What is asked: Filter these entries so that only lines with the word "Date" remain.

Information supplied:
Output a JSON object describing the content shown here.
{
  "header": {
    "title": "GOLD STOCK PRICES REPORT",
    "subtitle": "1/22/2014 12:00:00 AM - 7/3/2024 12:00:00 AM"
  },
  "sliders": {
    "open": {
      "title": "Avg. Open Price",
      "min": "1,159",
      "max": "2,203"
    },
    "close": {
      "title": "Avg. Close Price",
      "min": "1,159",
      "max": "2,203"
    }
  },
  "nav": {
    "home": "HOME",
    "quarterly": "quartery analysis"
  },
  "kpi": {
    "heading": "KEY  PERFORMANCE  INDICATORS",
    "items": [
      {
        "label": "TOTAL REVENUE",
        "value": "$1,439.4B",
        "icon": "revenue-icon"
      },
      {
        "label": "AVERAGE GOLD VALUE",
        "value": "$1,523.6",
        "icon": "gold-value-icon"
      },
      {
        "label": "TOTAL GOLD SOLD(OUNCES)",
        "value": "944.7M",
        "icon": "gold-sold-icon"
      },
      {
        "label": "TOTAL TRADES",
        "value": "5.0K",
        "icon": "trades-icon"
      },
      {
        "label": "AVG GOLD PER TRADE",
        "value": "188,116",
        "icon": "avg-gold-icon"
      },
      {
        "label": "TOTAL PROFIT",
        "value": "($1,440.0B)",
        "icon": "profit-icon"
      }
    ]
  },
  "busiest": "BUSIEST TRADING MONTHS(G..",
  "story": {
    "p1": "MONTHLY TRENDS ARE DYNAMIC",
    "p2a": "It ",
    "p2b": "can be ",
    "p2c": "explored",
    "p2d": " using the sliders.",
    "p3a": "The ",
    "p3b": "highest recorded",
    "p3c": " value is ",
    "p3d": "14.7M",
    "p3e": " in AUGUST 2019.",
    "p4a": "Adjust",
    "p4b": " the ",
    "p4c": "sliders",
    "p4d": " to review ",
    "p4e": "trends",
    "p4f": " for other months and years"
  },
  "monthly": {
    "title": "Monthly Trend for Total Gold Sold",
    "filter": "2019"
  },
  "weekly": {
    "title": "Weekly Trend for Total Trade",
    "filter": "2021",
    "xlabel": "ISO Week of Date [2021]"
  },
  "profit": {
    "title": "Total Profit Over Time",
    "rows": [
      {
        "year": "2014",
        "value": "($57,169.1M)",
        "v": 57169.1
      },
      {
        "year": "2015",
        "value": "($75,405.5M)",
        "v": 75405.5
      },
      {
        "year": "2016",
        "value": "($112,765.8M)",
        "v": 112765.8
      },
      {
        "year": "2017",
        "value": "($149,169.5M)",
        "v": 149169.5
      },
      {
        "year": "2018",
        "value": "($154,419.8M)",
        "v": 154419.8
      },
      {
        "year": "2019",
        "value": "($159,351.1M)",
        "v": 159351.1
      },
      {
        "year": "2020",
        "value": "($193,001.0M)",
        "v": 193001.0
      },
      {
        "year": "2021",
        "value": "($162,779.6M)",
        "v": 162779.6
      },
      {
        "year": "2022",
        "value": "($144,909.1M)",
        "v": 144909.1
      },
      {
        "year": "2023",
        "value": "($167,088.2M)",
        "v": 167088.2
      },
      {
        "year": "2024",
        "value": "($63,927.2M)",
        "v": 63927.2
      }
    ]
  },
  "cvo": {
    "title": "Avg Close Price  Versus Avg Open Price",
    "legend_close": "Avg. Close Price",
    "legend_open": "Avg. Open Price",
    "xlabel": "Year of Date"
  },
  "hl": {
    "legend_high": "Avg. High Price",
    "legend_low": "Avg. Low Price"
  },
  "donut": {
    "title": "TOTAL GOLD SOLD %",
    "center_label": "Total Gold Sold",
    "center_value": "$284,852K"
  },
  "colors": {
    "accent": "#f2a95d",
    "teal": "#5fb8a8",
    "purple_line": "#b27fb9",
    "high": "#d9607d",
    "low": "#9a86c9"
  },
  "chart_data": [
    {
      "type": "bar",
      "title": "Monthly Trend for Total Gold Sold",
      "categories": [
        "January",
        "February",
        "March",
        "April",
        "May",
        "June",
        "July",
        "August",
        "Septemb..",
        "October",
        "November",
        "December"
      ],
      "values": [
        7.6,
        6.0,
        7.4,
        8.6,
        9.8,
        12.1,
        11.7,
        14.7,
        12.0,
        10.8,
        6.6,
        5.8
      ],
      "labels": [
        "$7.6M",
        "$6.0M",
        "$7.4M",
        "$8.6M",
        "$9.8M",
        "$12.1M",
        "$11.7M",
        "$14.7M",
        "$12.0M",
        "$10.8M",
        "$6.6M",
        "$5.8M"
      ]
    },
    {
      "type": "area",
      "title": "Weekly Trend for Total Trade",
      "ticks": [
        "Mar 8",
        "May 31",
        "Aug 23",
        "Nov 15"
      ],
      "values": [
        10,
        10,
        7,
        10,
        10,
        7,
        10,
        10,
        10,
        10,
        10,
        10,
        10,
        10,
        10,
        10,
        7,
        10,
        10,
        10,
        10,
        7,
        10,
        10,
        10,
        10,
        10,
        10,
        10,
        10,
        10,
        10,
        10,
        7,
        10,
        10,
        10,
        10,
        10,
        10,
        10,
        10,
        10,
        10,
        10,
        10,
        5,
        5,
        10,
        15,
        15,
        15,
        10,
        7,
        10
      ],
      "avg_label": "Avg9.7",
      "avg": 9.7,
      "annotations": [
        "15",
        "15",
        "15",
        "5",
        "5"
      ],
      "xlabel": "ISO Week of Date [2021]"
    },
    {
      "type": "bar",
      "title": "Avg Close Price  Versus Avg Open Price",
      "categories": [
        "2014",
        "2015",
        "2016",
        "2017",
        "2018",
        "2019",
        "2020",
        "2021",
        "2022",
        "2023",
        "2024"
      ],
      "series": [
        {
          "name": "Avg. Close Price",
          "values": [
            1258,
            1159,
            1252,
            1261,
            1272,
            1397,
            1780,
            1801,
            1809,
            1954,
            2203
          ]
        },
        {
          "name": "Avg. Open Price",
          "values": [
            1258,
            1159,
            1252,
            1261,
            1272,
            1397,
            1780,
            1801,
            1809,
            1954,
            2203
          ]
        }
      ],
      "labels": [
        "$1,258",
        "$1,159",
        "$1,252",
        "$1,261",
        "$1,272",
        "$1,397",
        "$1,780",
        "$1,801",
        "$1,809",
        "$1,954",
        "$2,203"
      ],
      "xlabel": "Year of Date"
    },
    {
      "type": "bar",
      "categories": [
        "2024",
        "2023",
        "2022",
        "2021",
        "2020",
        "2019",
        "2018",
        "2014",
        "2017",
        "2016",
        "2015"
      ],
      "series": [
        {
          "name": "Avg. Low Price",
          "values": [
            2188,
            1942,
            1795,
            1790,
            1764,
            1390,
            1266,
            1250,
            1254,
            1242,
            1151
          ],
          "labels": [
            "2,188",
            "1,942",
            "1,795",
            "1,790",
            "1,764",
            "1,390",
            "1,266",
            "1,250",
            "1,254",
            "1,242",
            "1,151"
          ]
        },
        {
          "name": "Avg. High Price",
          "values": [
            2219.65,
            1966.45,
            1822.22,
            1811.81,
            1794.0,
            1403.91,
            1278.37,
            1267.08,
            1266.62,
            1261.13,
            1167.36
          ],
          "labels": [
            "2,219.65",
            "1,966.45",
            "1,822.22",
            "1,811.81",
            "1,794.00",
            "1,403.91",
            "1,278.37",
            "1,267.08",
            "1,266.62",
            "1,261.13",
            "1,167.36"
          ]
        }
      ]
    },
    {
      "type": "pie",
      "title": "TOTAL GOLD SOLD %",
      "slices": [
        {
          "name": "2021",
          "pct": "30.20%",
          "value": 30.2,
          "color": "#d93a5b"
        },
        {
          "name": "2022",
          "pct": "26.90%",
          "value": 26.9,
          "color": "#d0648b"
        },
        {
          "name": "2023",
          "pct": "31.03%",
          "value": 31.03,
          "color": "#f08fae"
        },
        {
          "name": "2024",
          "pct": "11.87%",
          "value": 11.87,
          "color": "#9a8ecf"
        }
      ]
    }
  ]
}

Full response:
    "xlabel": "ISO Week of Date [2021]"
    "xlabel": "Year of Date"
      "xlabel": "ISO Week of Date [2021]"
      "xlabel": "Year of Date"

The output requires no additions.